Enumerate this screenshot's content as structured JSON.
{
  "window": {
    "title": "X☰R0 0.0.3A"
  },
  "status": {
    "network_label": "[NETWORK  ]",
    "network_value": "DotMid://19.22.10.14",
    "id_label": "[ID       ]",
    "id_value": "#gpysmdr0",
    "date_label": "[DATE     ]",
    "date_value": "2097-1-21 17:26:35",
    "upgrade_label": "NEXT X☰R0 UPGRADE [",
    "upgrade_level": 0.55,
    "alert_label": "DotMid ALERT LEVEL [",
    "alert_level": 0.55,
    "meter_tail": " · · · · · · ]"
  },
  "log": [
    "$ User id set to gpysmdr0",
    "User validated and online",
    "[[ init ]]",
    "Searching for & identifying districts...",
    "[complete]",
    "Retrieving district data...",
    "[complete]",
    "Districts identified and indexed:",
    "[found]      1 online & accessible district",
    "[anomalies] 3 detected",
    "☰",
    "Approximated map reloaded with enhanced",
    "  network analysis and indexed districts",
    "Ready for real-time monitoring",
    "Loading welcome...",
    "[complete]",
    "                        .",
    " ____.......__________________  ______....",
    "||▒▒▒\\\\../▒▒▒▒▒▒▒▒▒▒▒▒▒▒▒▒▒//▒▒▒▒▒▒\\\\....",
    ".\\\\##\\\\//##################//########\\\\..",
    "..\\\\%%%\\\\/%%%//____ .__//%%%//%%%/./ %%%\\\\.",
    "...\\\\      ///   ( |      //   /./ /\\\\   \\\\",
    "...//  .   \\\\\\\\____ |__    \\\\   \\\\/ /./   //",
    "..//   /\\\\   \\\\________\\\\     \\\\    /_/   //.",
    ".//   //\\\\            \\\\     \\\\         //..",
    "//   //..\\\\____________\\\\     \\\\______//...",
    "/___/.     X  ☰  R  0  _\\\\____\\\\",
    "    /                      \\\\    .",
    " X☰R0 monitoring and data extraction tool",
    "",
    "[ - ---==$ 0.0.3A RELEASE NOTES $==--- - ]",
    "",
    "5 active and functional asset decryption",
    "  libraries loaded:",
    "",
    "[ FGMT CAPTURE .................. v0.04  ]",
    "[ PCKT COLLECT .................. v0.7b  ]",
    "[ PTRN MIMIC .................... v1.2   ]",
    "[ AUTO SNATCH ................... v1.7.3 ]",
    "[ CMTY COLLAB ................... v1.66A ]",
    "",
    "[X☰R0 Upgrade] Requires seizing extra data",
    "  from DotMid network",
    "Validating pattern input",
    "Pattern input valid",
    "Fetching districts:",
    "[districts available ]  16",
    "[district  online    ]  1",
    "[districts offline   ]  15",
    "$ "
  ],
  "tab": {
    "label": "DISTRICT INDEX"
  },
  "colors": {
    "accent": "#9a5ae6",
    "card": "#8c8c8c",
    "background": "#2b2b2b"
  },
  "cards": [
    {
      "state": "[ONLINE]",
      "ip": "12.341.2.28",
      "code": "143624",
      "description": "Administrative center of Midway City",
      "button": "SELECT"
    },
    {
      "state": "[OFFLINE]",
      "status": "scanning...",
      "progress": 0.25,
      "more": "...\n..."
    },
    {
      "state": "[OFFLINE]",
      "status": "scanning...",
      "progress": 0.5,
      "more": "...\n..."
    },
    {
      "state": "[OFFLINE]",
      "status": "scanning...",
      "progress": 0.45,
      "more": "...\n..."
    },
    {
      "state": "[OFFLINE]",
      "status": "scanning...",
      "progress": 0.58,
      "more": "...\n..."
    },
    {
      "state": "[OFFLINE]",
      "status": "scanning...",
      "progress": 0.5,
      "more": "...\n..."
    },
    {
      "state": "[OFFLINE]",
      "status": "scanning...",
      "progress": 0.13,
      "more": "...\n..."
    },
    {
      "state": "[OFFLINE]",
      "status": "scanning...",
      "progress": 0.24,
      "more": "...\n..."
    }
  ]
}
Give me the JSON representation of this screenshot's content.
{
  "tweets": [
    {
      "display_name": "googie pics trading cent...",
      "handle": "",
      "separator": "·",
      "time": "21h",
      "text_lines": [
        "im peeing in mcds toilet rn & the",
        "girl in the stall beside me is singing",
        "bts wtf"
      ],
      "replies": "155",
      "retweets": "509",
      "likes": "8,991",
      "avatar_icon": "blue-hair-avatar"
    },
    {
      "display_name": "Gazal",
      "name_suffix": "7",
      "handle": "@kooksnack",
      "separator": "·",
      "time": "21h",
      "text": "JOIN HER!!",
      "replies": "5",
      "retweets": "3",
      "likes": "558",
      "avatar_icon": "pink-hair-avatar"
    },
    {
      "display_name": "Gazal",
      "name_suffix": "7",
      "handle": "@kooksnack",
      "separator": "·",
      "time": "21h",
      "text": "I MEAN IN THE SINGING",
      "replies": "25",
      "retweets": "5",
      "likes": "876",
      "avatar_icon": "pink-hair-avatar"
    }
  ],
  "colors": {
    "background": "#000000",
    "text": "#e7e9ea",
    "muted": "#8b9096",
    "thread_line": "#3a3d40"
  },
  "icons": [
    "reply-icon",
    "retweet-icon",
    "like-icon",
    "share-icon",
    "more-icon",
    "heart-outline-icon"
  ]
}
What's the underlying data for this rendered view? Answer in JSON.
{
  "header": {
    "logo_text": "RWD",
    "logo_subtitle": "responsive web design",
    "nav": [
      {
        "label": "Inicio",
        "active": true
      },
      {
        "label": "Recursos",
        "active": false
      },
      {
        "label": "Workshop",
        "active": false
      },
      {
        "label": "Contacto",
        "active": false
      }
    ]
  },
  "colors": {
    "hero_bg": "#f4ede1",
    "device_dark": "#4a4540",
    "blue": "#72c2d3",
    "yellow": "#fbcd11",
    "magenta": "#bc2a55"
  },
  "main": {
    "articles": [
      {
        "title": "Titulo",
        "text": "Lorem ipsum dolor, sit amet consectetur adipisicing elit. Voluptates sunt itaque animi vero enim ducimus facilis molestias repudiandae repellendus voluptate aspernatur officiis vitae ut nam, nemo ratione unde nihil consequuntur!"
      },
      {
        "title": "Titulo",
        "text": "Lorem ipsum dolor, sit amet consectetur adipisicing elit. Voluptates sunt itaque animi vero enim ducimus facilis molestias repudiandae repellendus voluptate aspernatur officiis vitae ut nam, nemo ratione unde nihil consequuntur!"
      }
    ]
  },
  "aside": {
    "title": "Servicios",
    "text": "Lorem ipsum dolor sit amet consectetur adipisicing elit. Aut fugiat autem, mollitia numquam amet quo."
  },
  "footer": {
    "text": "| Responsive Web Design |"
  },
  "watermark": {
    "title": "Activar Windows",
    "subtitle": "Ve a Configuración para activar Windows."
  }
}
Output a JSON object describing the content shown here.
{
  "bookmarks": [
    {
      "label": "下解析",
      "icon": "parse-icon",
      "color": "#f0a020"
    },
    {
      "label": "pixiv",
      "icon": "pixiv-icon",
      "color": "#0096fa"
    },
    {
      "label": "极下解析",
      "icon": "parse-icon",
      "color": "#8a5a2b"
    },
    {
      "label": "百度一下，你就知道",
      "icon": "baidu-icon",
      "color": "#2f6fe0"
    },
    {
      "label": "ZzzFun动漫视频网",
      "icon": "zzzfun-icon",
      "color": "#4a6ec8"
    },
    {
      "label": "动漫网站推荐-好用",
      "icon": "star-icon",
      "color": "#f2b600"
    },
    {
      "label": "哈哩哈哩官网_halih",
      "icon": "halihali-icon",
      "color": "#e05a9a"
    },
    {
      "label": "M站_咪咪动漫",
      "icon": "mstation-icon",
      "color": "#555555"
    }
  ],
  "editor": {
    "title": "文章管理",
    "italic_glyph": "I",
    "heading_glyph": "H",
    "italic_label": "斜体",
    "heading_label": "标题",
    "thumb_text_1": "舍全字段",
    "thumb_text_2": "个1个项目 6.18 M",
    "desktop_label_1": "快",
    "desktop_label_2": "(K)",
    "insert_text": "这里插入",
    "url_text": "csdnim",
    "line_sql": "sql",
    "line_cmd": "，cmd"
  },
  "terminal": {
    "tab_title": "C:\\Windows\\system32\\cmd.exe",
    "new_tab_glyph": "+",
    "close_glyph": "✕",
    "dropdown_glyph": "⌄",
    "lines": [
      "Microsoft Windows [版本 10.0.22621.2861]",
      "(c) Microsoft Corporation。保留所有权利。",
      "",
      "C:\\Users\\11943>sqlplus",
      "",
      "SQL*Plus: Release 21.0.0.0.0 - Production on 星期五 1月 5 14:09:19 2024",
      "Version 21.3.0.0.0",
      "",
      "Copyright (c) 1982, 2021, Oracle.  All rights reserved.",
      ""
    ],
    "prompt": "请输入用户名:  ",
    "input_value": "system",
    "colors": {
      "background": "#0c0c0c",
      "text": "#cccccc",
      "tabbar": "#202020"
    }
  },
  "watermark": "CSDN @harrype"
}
□ □ □
_GIVEN PROBLEM_. Return all lines containing "Windows".

_RESULT OF THIS TASK_.
    "title": "Activar Windows",
    "subtitle": "Ve a Configuración para activar Windows."
    "tab_title": "C:\\Windows\\system32\\cmd.exe",
      "Microsoft Windows [版本 10.0.22621.2861]",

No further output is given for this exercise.